Instructions for the task:
Extract every record, keeping each one exactly as it is.

Records contained in a dataset:
— Start —

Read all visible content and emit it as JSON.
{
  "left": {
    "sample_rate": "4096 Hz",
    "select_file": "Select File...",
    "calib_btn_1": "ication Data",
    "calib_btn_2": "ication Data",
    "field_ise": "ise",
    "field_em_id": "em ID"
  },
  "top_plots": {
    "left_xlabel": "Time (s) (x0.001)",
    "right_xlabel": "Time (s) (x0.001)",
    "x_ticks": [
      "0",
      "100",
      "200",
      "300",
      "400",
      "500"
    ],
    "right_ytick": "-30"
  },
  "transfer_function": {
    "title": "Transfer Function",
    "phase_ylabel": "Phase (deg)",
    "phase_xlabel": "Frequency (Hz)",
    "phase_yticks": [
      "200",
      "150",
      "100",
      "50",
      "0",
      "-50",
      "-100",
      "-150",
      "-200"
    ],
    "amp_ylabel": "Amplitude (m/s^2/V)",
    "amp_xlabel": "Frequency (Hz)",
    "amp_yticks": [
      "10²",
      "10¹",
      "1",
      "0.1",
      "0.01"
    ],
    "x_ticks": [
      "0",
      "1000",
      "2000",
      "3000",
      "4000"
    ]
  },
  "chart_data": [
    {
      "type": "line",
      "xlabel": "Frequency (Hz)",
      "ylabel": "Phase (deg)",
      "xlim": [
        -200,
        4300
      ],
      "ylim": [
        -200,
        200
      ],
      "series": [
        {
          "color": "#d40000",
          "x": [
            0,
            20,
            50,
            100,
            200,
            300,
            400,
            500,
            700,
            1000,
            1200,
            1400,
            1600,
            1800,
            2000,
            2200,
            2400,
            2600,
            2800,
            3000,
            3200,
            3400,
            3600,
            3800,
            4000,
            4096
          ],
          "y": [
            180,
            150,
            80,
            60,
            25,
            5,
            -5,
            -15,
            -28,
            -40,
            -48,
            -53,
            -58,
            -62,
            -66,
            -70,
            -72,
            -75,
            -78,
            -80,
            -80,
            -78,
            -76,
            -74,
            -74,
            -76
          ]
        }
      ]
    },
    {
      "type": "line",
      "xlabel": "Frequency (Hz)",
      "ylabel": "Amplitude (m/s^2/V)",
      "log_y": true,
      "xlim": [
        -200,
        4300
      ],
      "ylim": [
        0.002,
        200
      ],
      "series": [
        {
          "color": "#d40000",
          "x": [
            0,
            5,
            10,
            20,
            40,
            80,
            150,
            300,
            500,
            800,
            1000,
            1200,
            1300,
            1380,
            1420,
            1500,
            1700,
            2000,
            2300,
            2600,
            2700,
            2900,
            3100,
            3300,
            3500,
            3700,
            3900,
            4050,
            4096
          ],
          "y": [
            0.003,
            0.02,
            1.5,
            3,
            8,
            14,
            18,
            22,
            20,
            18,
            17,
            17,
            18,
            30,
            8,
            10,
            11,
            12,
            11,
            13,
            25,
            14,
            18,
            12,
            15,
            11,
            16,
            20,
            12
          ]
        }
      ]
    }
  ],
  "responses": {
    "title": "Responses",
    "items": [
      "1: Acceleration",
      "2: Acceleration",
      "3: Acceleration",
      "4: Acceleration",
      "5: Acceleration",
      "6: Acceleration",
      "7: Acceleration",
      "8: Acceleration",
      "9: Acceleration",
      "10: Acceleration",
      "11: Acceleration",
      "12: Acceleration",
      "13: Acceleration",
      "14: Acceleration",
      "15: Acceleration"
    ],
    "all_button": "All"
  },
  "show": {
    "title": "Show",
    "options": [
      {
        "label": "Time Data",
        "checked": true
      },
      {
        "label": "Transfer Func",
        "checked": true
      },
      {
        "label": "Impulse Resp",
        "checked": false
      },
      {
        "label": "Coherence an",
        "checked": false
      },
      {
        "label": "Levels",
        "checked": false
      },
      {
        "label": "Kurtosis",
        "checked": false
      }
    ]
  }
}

— End —

Answer to this task:
Read all visible content and emit it as JSON.
{
  "left": {
    "sample_rate": "4096 Hz",
    "select_file": "Select File...",
    "calib_btn_1": "ication Data",
    "calib_btn_2": "ication Data",
    "field_ise": "ise",
    "field_em_id": "em ID"
  },
  "top_plots": {
    "left_xlabel": "Time (s) (x0.001)",
    "right_xlabel": "Time (s) (x0.001)",
    "x_ticks": [
      "0",
      "100",
      "200",
      "300",
      "400",
      "500"
    ],
    "right_ytick": "-30"
  },
  "transfer_function": {
    "title": "Transfer Function",
    "phase_ylabel": "Phase (deg)",
    "phase_xlabel": "Frequency (Hz)",
    "phase_yticks": [
      "200",
      "150",
      "100",
      "50",
      "0",
      "-50",
      "-100",
      "-150",
      "-200"
    ],
    "amp_ylabel": "Amplitude (m/s^2/V)",
    "amp_xlabel": "Frequency (Hz)",
    "amp_yticks": [
      "10²",
      "10¹",
      "1",
      "0.1",
      "0.01"
    ],
    "x_ticks": [
      "0",
      "1000",
      "2000",
      "3000",
      "4000"
    ]
  },
  "chart_data": [
    {
      "type": "line",
      "xlabel": "Frequency (Hz)",
      "ylabel": "Phase (deg)",
      "xlim": [
        -200,
        4300
      ],
      "ylim": [
        -200,
        200
      ],
      "series": [
        {
          "color": "#d40000",
          "x": [
            0,
            20,
            50,
            100,
            200,
            300,
            400,
            500,
            700,
            1000,
            1200,
            1400,
            1600,
            1800,
            2000,
            2200,
            2400,
            2600,
            2800,
            3000,
            3200,
            3400,
            3600,
            3800,
            4000,
            4096
          ],
          "y": [
            180,
            150,
            80,
            60,
            25,
            5,
            -5,
            -15,
            -28,
            -40,
            -48,
            -53,
            -58,
            -62,
            -66,
            -70,
            -72,
            -75,
            -78,
            -80,
            -80,
            -78,
            -76,
            -74,
            -74,
            -76
          ]
        }
      ]
    },
    {
      "type": "line",
      "xlabel": "Frequency (Hz)",
      "ylabel": "Amplitude (m/s^2/V)",
      "log_y": true,
      "xlim": [
        -200,
        4300
      ],
      "ylim": [
        0.002,
        200
      ],
      "series": [
        {
          "color": "#d40000",
          "x": [
            0,
            5,
            10,
            20,
            40,
            80,
            150,
            300,
            500,
            800,
            1000,
            1200,
            1300,
            1380,
            1420,
            1500,
            1700,
            2000,
            2300,
            2600,
            2700,
            2900,
            3100,
            3300,
            3500,
            3700,
            3900,
            4050,
            4096
          ],
          "y": [
            0.003,
            0.02,
            1.5,
            3,
            8,
            14,
            18,
            22,
            20,
            18,
            17,
            17,
            18,
            30,
            8,
            10,
            11,
            12,
            11,
            13,
            25,
            14,
            18,
            12,
            15,
            11,
            16,
            20,
            12
          ]
        }
      ]
    }
  ],
  "responses": {
    "title": "Responses",
    "items": [
      "1: Acceleration",
      "2: Acceleration",
      "3: Acceleration",
      "4: Acceleration",
      "5: Acceleration",
      "6: Acceleration",
      "7: Acceleration",
      "8: Acceleration",
      "9: Acceleration",
      "10: Acceleration",
      "11: Acceleration",
      "12: Acceleration",
      "13: Acceleration",
      "14: Acceleration",
      "15: Acceleration"
    ],
    "all_button": "All"
  },
  "show": {
    "title": "Show",
    "options": [
      {
        "label": "Time Data",
        "checked": true
      },
      {
        "label": "Transfer Func",
        "checked": true
      },
      {
        "label": "Impulse Resp",
        "checked": false
      },
      {
        "label": "Coherence an",
        "checked": false
      },
      {
        "label": "Levels",
        "checked": false
      },
      {
        "label": "Kurtosis",
        "checked": false
      }
    ]
  }
}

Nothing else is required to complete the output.